Written request>
Each line of the data that includes the string "left" is to be copied out.
START Provided information
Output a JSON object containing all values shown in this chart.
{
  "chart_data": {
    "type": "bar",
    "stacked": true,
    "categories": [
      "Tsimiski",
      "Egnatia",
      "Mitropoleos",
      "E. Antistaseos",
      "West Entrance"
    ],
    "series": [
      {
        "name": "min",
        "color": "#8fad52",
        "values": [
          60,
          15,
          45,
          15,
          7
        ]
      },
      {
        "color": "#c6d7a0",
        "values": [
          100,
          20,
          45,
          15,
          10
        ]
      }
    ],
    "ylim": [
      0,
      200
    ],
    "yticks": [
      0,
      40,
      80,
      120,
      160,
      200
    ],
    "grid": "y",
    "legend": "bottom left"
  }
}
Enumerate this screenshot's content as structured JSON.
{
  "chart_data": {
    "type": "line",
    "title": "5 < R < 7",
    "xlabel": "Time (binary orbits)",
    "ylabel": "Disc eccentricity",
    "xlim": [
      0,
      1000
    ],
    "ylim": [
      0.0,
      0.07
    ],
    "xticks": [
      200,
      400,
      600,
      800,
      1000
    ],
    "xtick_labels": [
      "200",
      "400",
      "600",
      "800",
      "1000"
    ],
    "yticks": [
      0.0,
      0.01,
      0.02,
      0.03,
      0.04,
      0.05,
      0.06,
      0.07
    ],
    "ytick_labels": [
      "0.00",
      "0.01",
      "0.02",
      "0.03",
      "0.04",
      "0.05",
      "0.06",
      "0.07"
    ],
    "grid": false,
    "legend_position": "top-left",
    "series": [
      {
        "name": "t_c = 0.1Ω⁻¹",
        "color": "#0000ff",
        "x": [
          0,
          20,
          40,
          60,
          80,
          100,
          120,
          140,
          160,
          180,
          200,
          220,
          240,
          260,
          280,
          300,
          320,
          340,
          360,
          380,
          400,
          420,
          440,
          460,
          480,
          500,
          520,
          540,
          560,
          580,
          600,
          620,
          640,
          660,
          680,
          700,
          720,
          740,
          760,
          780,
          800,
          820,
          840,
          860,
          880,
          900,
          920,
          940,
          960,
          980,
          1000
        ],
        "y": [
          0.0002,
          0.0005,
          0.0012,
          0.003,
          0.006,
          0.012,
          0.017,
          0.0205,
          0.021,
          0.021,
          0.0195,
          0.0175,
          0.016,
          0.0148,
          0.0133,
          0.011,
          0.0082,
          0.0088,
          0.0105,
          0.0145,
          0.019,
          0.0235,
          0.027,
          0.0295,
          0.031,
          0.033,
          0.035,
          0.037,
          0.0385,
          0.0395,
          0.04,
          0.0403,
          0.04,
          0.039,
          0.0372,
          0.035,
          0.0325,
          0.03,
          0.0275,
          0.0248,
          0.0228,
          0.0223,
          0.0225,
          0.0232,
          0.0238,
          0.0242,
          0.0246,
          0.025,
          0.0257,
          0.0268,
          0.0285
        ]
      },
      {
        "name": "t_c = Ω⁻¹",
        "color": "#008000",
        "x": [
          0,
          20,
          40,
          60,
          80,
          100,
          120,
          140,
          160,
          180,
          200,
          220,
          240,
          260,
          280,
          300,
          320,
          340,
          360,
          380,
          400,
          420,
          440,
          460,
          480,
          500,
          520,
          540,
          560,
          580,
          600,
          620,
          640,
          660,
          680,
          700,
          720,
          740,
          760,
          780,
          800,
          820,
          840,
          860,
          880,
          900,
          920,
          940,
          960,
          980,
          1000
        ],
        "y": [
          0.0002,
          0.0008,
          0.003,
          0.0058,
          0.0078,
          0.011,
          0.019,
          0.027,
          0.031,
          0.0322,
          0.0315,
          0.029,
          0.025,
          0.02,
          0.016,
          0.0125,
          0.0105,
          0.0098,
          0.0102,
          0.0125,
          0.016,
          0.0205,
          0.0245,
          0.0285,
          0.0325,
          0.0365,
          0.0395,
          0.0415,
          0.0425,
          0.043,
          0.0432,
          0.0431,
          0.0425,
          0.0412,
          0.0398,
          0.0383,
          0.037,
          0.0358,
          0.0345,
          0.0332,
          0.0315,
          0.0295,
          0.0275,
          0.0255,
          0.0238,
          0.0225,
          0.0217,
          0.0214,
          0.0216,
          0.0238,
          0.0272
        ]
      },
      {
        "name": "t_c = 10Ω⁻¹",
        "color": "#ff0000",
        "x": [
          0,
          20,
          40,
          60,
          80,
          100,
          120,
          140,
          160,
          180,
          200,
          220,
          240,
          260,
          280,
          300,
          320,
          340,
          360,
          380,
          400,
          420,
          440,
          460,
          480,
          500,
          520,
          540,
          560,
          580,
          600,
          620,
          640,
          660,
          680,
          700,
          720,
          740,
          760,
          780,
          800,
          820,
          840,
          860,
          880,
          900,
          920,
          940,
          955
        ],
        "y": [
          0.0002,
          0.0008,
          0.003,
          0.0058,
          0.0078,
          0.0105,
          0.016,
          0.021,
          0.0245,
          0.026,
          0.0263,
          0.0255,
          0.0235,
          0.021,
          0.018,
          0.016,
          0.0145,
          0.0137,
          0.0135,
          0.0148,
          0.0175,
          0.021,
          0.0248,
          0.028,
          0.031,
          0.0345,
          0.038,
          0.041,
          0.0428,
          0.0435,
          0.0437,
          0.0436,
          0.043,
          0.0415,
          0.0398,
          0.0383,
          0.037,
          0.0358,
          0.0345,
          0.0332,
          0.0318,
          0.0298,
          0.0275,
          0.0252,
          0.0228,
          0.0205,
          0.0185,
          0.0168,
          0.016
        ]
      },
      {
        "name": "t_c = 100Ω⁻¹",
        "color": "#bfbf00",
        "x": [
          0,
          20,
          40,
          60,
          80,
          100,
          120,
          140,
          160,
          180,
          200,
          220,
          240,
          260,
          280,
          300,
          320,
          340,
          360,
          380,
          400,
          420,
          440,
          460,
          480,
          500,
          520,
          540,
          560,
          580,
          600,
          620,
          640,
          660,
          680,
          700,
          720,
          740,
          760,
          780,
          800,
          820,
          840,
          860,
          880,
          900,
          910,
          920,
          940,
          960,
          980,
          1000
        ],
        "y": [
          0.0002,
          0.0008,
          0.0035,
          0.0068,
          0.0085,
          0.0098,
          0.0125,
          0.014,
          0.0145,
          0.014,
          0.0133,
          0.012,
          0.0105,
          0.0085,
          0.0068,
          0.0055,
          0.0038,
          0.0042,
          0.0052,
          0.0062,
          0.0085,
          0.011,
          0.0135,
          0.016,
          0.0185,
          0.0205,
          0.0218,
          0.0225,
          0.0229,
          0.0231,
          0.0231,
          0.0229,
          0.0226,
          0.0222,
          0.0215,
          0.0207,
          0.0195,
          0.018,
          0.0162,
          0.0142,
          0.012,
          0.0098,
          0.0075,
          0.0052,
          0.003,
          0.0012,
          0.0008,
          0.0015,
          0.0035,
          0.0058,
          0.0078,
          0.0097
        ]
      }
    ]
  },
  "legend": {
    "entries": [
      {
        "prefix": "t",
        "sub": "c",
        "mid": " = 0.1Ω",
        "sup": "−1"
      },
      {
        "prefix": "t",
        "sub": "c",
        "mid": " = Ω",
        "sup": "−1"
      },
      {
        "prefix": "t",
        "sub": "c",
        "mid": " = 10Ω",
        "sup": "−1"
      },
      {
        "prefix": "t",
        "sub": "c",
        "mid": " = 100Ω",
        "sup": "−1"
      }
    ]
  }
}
END Provided information
Finished task>
    "legend": "bottom left"
    "legend_position": "top-left",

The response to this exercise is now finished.